What this task involves
Take every line where the string "structure" appears and copy it.

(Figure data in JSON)
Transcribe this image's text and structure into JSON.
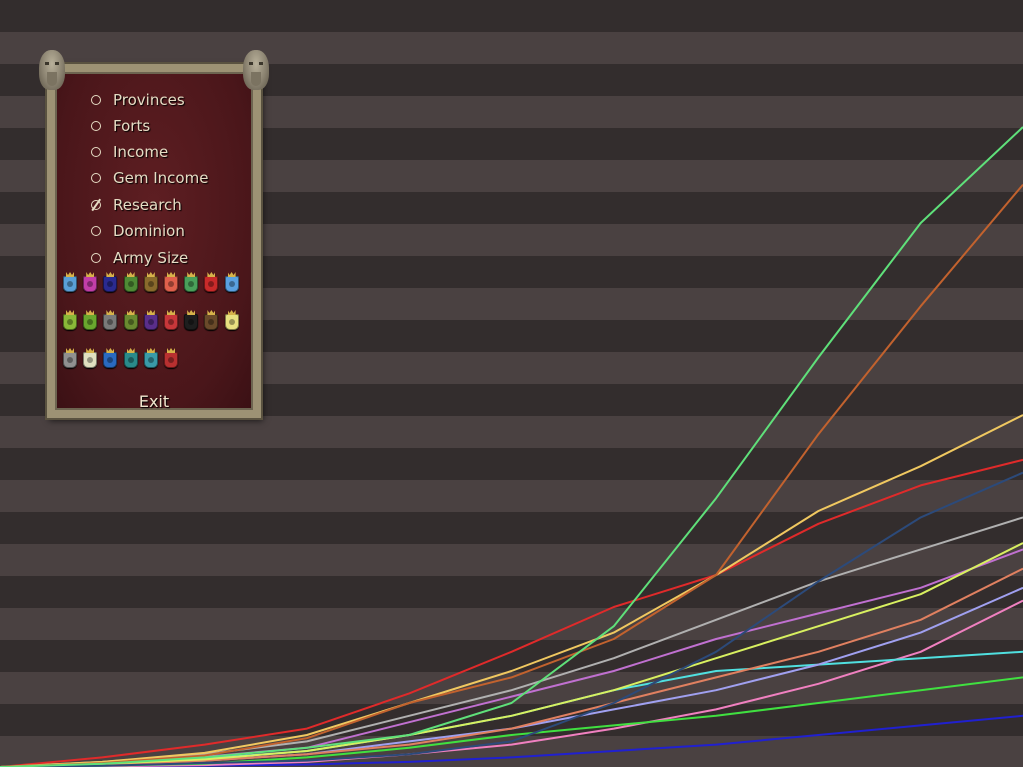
{
  "menu": {
    "items": [
      {
        "label": "Provinces",
        "selected": false
      },
      {
        "label": "Forts",
        "selected": false
      },
      {
        "label": "Income",
        "selected": false
      },
      {
        "label": "Gem Income",
        "selected": false
      },
      {
        "label": "Research",
        "selected": true
      },
      {
        "label": "Dominion",
        "selected": false
      },
      {
        "label": "Army Size",
        "selected": false
      }
    ],
    "exit_label": "Exit"
  },
  "nation_flag_colors": [
    "#5a9fd8",
    "#c23ea8",
    "#2a2a90",
    "#4f8a35",
    "#8a6a2c",
    "#e0604c",
    "#4aa05a",
    "#c82a2a",
    "#5aa0e0",
    "#8ab838",
    "#6aa62e",
    "#7a7a7a",
    "#6a8a30",
    "#5a2e8a",
    "#c8373a",
    "#1e1e1e",
    "#6a4a2a",
    "#e8e080",
    "#909090",
    "#e0e0c0",
    "#2a6ac0",
    "#2a8a8a",
    "#3a9aa8",
    "#b83030"
  ],
  "chart_data": {
    "type": "line",
    "title": "",
    "xlabel": "",
    "ylabel": "",
    "grid": false,
    "x": [
      0,
      1,
      2,
      3,
      4,
      5,
      6,
      7,
      8,
      9,
      10
    ],
    "xlim": [
      0,
      10
    ],
    "ylim": [
      0,
      100
    ],
    "series": [
      {
        "color": "#5fe07a",
        "values": [
          0,
          0.5,
          1.5,
          3,
          5,
          10,
          22,
          42,
          64,
          85,
          100
        ]
      },
      {
        "color": "#c2622e",
        "values": [
          0,
          0.6,
          1.8,
          4.5,
          10,
          14,
          20,
          30,
          52,
          72,
          91
        ]
      },
      {
        "color": "#f0c860",
        "values": [
          0,
          0.8,
          2.2,
          5,
          10,
          15,
          21,
          30,
          40,
          47,
          55
        ]
      },
      {
        "color": "#e02a2a",
        "values": [
          0,
          1.5,
          3.5,
          6,
          11.5,
          18,
          25,
          30,
          38,
          44,
          48
        ]
      },
      {
        "color": "#2c4a7a",
        "values": [
          0,
          0.2,
          0.6,
          1,
          2,
          4,
          10,
          18,
          29,
          39,
          46
        ]
      },
      {
        "color": "#b0b0b0",
        "values": [
          0,
          0.8,
          2,
          4,
          8,
          12,
          17,
          23,
          29,
          34,
          39
        ]
      },
      {
        "color": "#d8f060",
        "values": [
          0,
          0.5,
          1.2,
          2.5,
          5,
          8,
          12,
          17,
          22,
          27,
          35
        ]
      },
      {
        "color": "#c070d0",
        "values": [
          0,
          0.7,
          1.6,
          3,
          7,
          11,
          15,
          20,
          24,
          28,
          34
        ]
      },
      {
        "color": "#e08060",
        "values": [
          0,
          0.3,
          1,
          2,
          3.5,
          6,
          10,
          14,
          18,
          23,
          31
        ]
      },
      {
        "color": "#a0a0f0",
        "values": [
          0,
          0.4,
          1,
          2,
          4,
          6,
          9,
          12,
          16,
          21,
          28
        ]
      },
      {
        "color": "#50e0e0",
        "values": [
          0,
          0.5,
          1.3,
          2.5,
          5,
          8,
          12,
          15,
          16,
          17,
          18
        ]
      },
      {
        "color": "#40e040",
        "values": [
          0,
          0.2,
          0.5,
          1.5,
          3,
          5,
          6.5,
          8,
          10,
          12,
          14
        ]
      },
      {
        "color": "#f080c0",
        "values": [
          0,
          0.1,
          0.3,
          0.8,
          2,
          3.5,
          6,
          9,
          13,
          18,
          26
        ]
      },
      {
        "color": "#2020d0",
        "values": [
          0,
          0.1,
          0.2,
          0.4,
          0.8,
          1.5,
          2.5,
          3.5,
          5,
          6.5,
          8
        ]
      }
    ]
  }
}
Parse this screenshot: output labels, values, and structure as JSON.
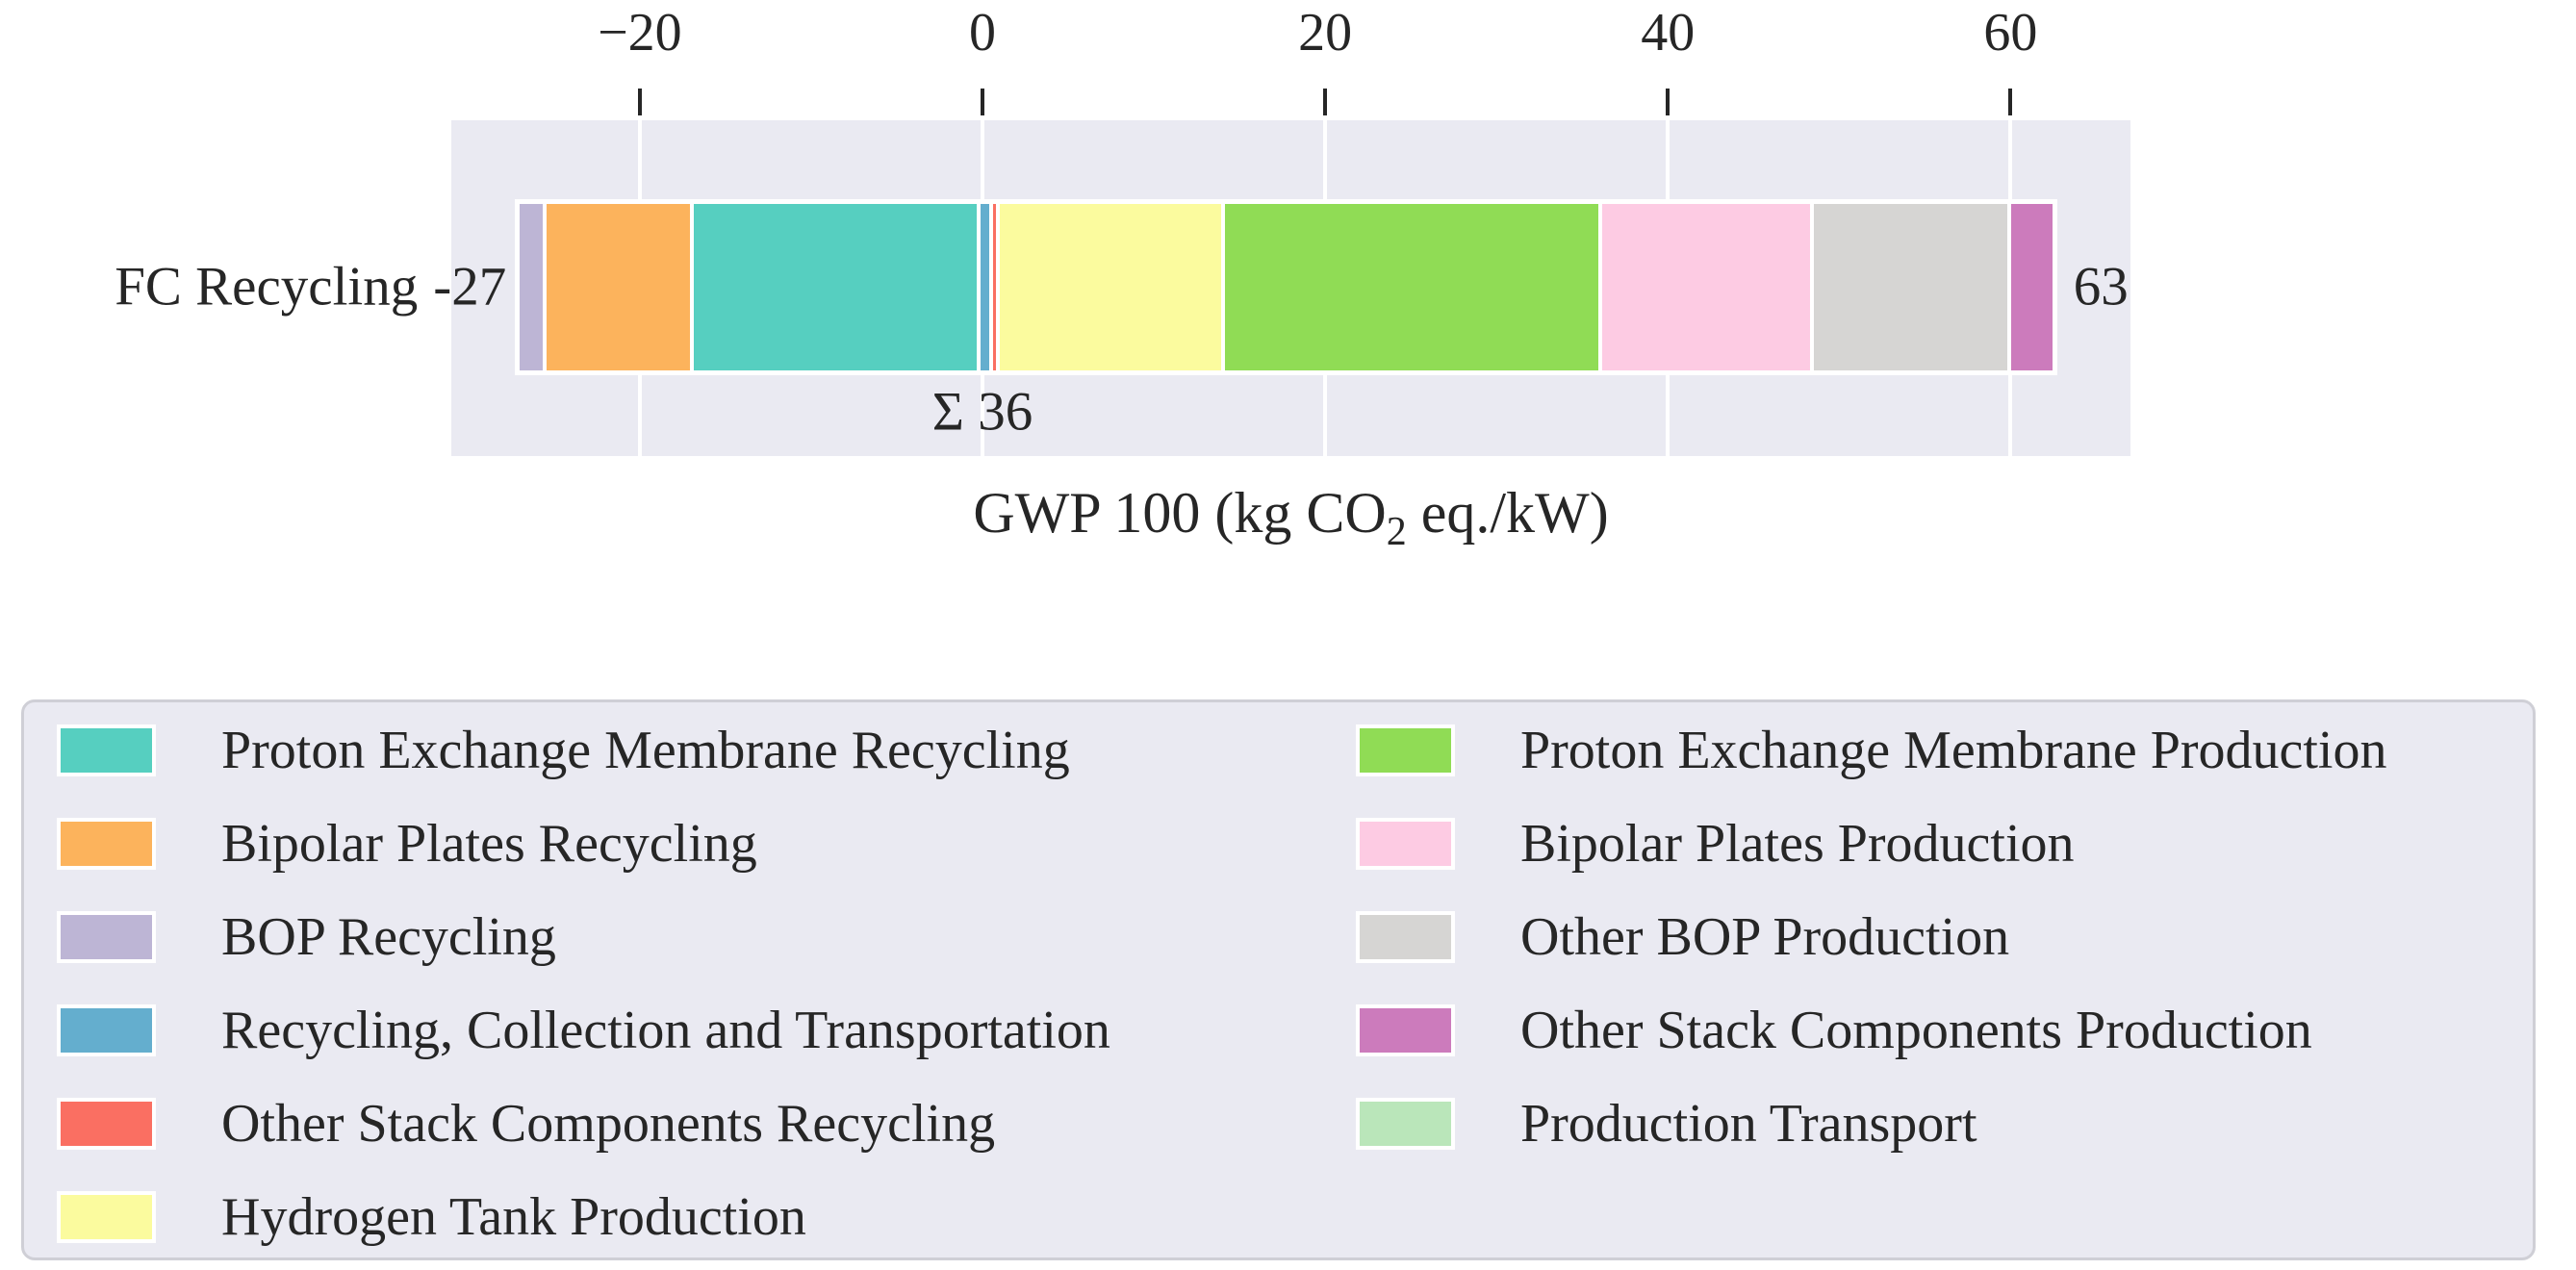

Reply to the task
Transcribe this image's text and structure into JSON.
Parse this screenshot: output labels, values, and structure as JSON.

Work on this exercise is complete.